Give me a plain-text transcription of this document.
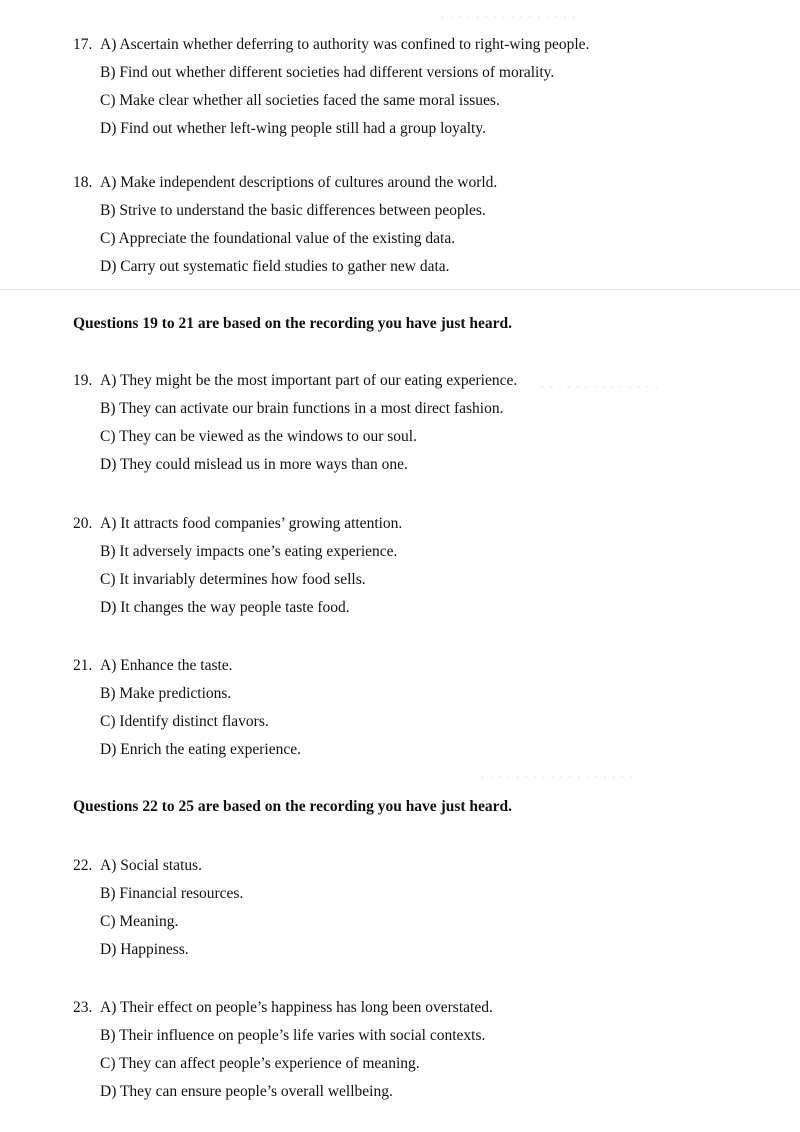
· · · · · · · · · · · · · · · ·
· · · · · · · · · · · · · ·
· · · · · · · · · · · · · · · · · ·
17. A) Ascertain whether deferring to authority was confined to right-wing people.
B) Find out whether different societies had different versions of morality.
C) Make clear whether all societies faced the same moral issues.
D) Find out whether left-wing people still had a group loyalty.
18. A) Make independent descriptions of cultures around the world.
B) Strive to understand the basic differences between peoples.
C) Appreciate the foundational value of the existing data.
D) Carry out systematic field studies to gather new data.
Questions 19 to 21 are based on the recording you have just heard.
19. A) They might be the most important part of our eating experience.
B) They can activate our brain functions in a most direct fashion.
C) They can be viewed as the windows to our soul.
D) They could mislead us in more ways than one.
20. A) It attracts food companies’ growing attention.
B) It adversely impacts one’s eating experience.
C) It invariably determines how food sells.
D) It changes the way people taste food.
21. A) Enhance the taste.
B) Make predictions.
C) Identify distinct flavors.
D) Enrich the eating experience.
Questions 22 to 25 are based on the recording you have just heard.
22. A) Social status.
B) Financial resources.
C) Meaning.
D) Happiness.
23. A) Their effect on people’s happiness has long been overstated.
B) Their influence on people’s life varies with social contexts.
C) They can affect people’s experience of meaning.
D) They can ensure people’s overall wellbeing.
----------------
• **WHAT THIS TASK INVOLVES**:
Quote the listing above in full, except for the pictures.

• **FULL ANSWER**:
Give me a plain-text transcription of this document.
· · · · · · · · · · · · · · · ·
· · · · · · · · · · · · · ·
· · · · · · · · · · · · · · · · · ·
17. A) Ascertain whether deferring to authority was confined to right-wing people.
B) Find out whether different societies had different versions of morality.
C) Make clear whether all societies faced the same moral issues.
D) Find out whether left-wing people still had a group loyalty.
18. A) Make independent descriptions of cultures around the world.
B) Strive to understand the basic differences between peoples.
C) Appreciate the foundational value of the existing data.
D) Carry out systematic field studies to gather new data.
Questions 19 to 21 are based on the recording you have just heard.
19. A) They might be the most important part of our eating experience.
B) They can activate our brain functions in a most direct fashion.
C) They can be viewed as the windows to our soul.
D) They could mislead us in more ways than one.
20. A) It attracts food companies’ growing attention.
B) It adversely impacts one’s eating experience.
C) It invariably determines how food sells.
D) It changes the way people taste food.
21. A) Enhance the taste.
B) Make predictions.
C) Identify distinct flavors.
D) Enrich the eating experience.
Questions 22 to 25 are based on the recording you have just heard.
22. A) Social status.
B) Financial resources.
C) Meaning.
D) Happiness.
23. A) Their effect on people’s happiness has long been overstated.
B) Their influence on people’s life varies with social contexts.
C) They can affect people’s experience of meaning.
D) They can ensure people’s overall wellbeing.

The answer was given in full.